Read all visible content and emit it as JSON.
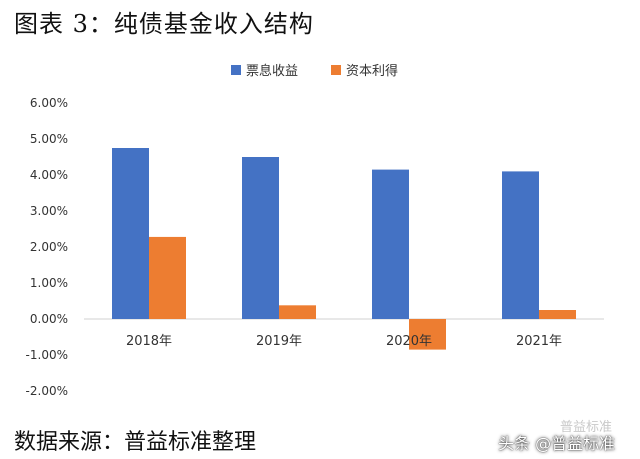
{
  "page": {
    "title": "图表 3：纯债基金收入结构",
    "source": "数据来源：普益标准整理",
    "watermark_faint": "普益标准",
    "watermark": "头条 @普益标准"
  },
  "chart_data": {
    "type": "bar",
    "title": "",
    "xlabel": "",
    "ylabel": "",
    "categories": [
      "2018年",
      "2019年",
      "2020年",
      "2021年"
    ],
    "series": [
      {
        "name": "票息收益",
        "color": "#4472C4",
        "values": [
          4.75,
          4.5,
          4.15,
          4.1
        ]
      },
      {
        "name": "资本利得",
        "color": "#ED7D31",
        "values": [
          2.28,
          0.38,
          -0.85,
          0.25
        ]
      }
    ],
    "ylim": [
      -2,
      6
    ],
    "yticks": [
      -2,
      -1,
      0,
      1,
      2,
      3,
      4,
      5,
      6
    ],
    "ytick_labels": [
      "-2.00%",
      "-1.00%",
      "0.00%",
      "1.00%",
      "2.00%",
      "3.00%",
      "4.00%",
      "5.00%",
      "6.00%"
    ],
    "grid": false,
    "legend_position": "top-center"
  }
}
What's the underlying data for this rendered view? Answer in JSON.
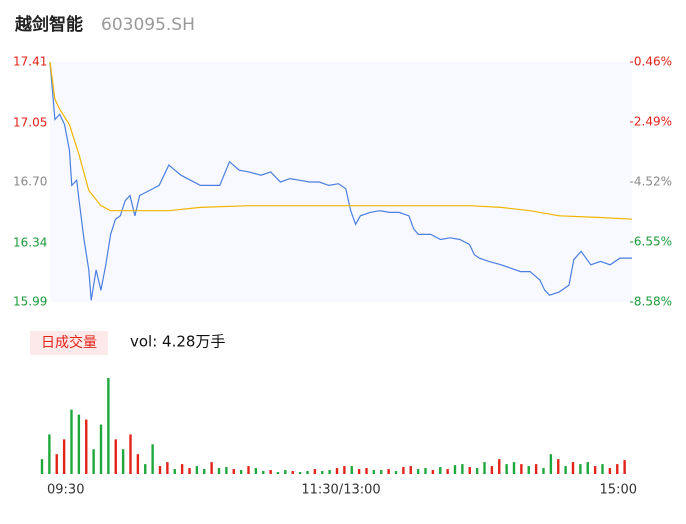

> Exercise instructions
Without the pictures, write out the whole listing above exactly as it appears.

> Full response
Read all visible content and emit it as JSON.
{
  "page": {
    "title": "图表 3：纯债基金收入结构",
    "source": "数据来源：普益标准整理",
    "watermark_faint": "普益标准",
    "watermark": "头条 @普益标准"
  },
  "chart_data": {
    "type": "bar",
    "title": "",
    "xlabel": "",
    "ylabel": "",
    "categories": [
      "2018年",
      "2019年",
      "2020年",
      "2021年"
    ],
    "series": [
      {
        "name": "票息收益",
        "color": "#4472C4",
        "values": [
          4.75,
          4.5,
          4.15,
          4.1
        ]
      },
      {
        "name": "资本利得",
        "color": "#ED7D31",
        "values": [
          2.28,
          0.38,
          -0.85,
          0.25
        ]
      }
    ],
    "ylim": [
      -2,
      6
    ],
    "yticks": [
      -2,
      -1,
      0,
      1,
      2,
      3,
      4,
      5,
      6
    ],
    "ytick_labels": [
      "-2.00%",
      "-1.00%",
      "0.00%",
      "1.00%",
      "2.00%",
      "3.00%",
      "4.00%",
      "5.00%",
      "6.00%"
    ],
    "grid": false,
    "legend_position": "top-center"
  }
}
What's the underlying data for this rendered view? Answer in JSON.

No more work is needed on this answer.